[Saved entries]

——————————

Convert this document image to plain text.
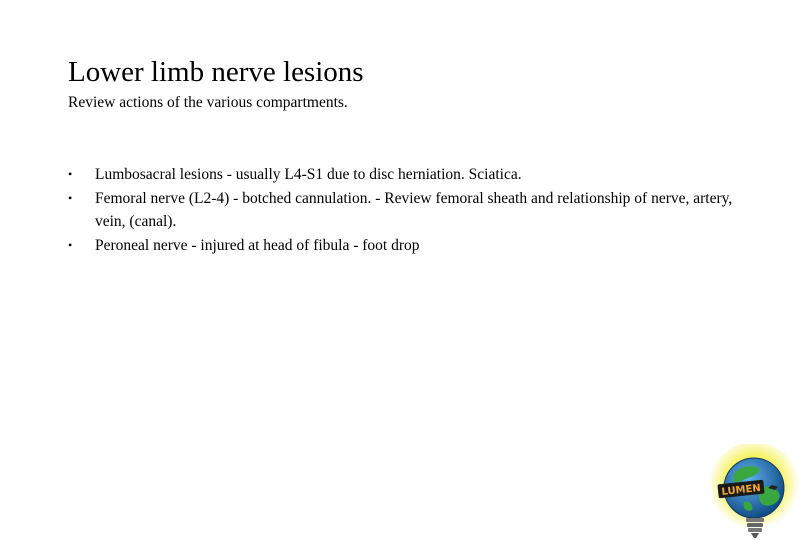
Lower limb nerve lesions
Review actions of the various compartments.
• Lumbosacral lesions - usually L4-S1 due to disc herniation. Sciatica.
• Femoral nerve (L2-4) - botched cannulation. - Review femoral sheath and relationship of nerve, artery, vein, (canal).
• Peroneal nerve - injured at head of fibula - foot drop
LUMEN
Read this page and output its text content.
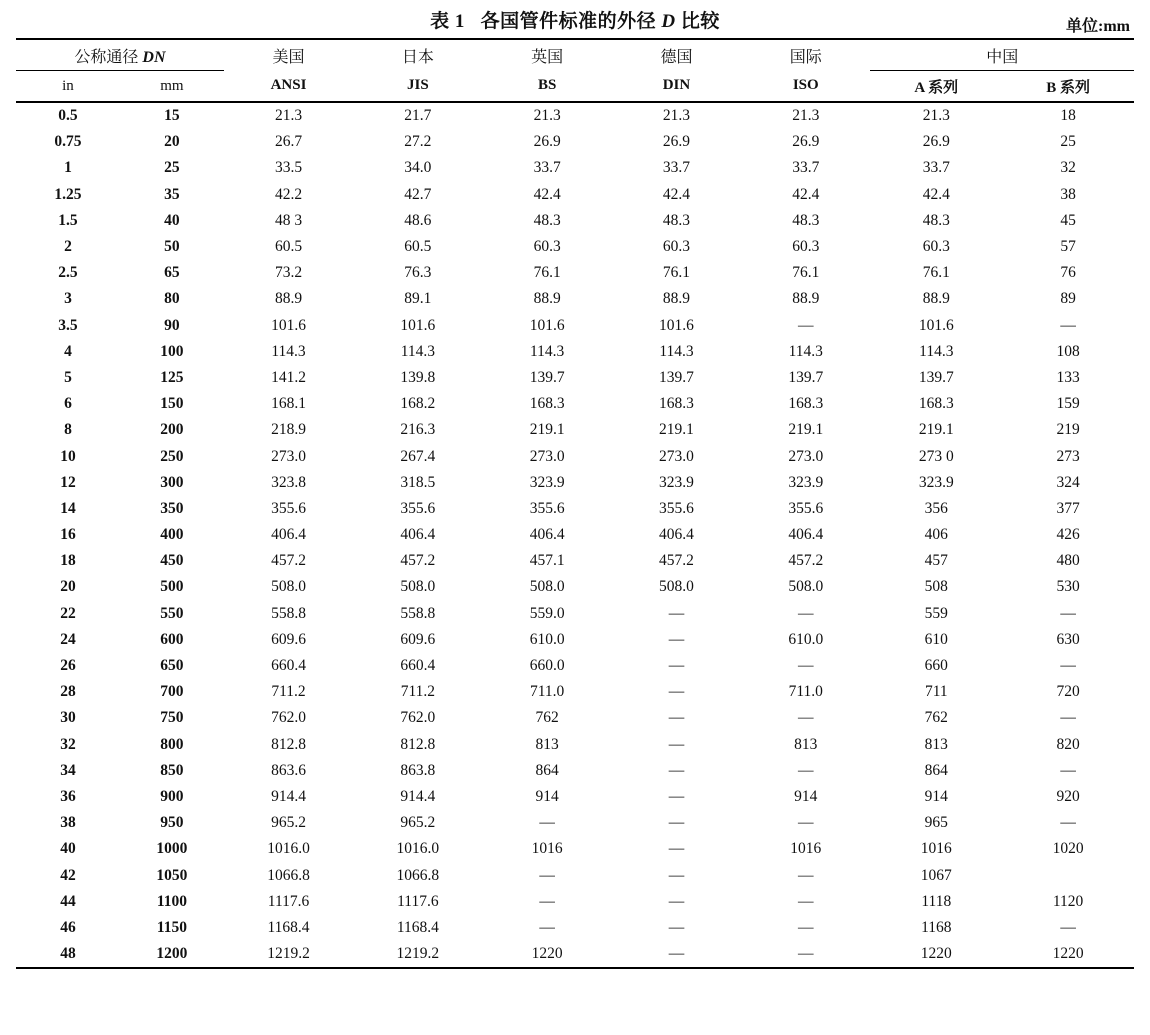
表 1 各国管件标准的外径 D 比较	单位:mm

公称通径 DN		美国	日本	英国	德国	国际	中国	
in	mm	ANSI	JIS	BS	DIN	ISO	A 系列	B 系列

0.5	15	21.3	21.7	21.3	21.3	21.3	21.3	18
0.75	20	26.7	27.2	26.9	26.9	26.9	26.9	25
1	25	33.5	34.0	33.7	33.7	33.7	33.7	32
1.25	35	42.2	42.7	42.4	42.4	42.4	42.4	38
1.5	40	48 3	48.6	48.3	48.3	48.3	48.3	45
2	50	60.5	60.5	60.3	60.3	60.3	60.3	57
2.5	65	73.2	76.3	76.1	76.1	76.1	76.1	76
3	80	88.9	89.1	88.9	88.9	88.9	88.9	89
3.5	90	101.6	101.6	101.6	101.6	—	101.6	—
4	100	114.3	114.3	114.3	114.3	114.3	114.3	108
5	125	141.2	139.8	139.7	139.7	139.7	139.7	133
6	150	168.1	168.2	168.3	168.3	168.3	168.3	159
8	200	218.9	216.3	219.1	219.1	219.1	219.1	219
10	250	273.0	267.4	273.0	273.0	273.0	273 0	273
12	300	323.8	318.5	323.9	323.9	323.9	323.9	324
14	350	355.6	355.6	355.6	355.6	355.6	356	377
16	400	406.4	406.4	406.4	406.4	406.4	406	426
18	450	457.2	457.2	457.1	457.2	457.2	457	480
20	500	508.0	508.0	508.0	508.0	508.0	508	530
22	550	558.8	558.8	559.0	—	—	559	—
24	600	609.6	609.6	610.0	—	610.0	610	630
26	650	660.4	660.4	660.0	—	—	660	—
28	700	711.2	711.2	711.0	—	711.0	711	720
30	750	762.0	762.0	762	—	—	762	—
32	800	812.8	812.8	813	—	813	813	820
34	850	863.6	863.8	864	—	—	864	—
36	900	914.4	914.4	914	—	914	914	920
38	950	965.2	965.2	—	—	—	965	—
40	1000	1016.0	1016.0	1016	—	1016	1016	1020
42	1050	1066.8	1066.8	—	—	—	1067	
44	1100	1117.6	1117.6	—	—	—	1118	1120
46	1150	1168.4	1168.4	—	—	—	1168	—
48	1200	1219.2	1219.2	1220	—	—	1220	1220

——————————

— What you have to do —
Copy each line of the records that contains the word "nerve".

— Worked solution —
Lower limb nerve lesions
• Femoral nerve (L2-4) - botched cannulation. - Review femoral sheath and relationship of nerve, artery, vein, (canal).
• Peroneal nerve - injured at head of fibula - foot drop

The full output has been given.